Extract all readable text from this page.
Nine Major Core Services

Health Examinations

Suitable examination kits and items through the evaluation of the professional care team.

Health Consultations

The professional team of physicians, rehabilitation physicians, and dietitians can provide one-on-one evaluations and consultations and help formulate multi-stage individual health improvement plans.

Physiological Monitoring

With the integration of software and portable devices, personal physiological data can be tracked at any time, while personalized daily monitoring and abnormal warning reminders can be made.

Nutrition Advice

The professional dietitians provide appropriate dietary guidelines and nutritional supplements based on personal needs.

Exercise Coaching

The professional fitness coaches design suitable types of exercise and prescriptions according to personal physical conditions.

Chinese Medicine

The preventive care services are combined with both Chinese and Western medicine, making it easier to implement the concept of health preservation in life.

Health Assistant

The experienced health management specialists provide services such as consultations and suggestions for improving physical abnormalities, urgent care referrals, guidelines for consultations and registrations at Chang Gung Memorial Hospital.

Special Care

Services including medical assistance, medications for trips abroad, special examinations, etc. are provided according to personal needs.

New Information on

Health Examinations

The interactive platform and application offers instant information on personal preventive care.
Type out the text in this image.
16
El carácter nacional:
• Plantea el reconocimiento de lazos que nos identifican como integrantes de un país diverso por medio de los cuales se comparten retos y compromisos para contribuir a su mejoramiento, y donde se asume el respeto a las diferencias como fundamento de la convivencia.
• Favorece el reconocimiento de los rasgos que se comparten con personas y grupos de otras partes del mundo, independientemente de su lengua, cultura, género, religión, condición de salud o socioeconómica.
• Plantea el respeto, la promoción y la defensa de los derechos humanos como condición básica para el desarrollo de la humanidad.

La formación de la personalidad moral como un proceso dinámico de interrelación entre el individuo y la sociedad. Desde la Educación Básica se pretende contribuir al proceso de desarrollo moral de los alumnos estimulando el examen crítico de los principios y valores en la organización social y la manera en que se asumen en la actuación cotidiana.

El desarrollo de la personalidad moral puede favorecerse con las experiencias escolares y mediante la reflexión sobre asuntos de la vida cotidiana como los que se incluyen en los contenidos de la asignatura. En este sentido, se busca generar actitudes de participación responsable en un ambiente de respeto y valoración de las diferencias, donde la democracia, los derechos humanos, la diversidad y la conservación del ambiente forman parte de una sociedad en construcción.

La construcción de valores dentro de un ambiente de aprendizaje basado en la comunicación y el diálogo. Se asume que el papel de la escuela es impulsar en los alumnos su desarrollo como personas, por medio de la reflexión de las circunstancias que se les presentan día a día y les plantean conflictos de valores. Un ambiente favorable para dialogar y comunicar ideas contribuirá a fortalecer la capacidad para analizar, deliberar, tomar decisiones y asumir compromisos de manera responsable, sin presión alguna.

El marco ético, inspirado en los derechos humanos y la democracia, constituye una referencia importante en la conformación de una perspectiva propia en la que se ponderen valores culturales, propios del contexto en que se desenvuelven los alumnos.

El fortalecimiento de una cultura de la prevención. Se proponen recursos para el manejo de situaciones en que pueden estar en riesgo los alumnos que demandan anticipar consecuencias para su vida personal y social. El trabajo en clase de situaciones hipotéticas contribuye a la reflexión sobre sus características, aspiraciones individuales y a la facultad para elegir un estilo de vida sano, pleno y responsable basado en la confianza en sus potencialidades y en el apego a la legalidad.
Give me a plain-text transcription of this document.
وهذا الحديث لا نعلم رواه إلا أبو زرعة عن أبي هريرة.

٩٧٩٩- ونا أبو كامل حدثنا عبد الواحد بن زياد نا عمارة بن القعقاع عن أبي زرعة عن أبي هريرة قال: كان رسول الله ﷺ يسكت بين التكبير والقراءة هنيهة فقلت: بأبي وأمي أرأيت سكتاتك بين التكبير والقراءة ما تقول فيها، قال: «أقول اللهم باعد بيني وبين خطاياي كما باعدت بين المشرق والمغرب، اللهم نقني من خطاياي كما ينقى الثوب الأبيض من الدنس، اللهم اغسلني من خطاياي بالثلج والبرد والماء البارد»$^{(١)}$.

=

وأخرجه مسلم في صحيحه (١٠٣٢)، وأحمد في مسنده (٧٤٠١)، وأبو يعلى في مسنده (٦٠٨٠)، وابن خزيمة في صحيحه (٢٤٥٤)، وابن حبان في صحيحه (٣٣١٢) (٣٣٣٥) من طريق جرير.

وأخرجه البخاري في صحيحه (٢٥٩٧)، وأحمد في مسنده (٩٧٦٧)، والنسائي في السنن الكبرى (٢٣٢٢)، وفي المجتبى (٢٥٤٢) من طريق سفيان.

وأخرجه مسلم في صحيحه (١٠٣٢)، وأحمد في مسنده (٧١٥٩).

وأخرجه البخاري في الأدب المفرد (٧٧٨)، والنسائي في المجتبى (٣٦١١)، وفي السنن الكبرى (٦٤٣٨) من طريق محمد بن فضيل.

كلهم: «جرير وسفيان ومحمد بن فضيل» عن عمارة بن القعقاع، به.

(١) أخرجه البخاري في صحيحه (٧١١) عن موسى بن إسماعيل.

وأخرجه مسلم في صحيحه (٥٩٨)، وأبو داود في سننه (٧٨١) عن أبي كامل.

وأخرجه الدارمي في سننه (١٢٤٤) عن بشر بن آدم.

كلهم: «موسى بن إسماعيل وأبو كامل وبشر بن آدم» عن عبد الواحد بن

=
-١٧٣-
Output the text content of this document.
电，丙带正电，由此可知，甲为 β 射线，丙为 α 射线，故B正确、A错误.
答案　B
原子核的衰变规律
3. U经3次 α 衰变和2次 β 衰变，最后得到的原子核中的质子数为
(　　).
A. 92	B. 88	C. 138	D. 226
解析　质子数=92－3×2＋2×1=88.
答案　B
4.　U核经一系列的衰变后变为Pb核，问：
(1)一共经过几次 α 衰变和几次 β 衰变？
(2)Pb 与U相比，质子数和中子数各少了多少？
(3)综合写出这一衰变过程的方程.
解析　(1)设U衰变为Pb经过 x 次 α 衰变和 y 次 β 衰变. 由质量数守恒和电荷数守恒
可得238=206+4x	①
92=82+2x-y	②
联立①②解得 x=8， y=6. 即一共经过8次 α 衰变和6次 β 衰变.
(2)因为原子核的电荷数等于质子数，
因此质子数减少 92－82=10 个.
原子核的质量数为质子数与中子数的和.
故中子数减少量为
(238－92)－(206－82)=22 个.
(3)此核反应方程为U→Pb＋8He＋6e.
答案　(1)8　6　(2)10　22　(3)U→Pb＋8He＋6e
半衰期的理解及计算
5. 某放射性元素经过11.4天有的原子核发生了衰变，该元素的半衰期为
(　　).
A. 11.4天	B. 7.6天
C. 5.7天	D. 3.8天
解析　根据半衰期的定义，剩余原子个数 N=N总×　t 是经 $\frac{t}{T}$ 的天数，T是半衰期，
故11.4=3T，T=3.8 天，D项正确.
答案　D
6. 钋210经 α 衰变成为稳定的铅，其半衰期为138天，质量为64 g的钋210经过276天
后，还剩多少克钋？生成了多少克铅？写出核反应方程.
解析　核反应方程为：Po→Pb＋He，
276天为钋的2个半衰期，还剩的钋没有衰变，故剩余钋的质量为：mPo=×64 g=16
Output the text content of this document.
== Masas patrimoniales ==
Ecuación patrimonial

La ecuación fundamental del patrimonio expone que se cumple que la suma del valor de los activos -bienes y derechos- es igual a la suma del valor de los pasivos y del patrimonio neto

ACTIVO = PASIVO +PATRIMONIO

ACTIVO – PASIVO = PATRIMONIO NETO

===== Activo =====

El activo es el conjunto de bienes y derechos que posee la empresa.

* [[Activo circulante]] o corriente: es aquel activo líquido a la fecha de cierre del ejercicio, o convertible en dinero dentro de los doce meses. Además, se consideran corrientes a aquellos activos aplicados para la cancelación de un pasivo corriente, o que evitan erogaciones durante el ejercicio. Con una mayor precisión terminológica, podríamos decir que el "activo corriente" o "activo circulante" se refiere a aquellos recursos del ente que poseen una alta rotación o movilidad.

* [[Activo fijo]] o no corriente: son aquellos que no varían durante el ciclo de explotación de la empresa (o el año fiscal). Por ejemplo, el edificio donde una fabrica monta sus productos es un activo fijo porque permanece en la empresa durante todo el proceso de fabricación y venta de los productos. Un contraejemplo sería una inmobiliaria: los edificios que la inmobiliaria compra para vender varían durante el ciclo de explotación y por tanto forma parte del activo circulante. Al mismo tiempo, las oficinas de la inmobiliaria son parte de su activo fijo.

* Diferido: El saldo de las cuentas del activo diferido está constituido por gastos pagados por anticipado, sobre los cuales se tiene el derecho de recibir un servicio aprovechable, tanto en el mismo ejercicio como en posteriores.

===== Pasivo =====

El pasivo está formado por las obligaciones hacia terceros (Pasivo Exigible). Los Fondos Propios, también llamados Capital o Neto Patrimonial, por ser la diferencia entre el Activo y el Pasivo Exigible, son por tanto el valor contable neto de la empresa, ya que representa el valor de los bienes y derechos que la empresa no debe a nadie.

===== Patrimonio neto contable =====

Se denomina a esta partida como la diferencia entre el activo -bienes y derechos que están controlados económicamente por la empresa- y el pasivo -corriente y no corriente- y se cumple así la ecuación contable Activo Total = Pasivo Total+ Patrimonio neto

—————

● Your task
Using the listing above, pull out all lines that hold the word "entre".

● Output for this exercise
La formación de la personalidad moral como un proceso dinámico de interrelación entre el individuo y la sociedad. Desde la Educación Básica se pretende contribuir al proceso de desarrollo moral de los alumnos estimulando el examen crítico de los principios y valores en la organización social y la manera en que se asumen en la actuación cotidiana.
El pasivo está formado por las obligaciones hacia terceros (Pasivo Exigible). Los Fondos Propios, también llamados Capital o Neto Patrimonial, por ser la diferencia entre el Activo y el Pasivo Exigible, son por tanto el valor contable neto de la empresa, ya que representa el valor de los bienes y derechos que la empresa no debe a nadie.
Se denomina a esta partida como la diferencia entre el activo -bienes y derechos que están controlados económicamente por la empresa- y el pasivo -corriente y no corriente- y se cumple así la ecuación contable Activo Total = Pasivo Total+ Patrimonio neto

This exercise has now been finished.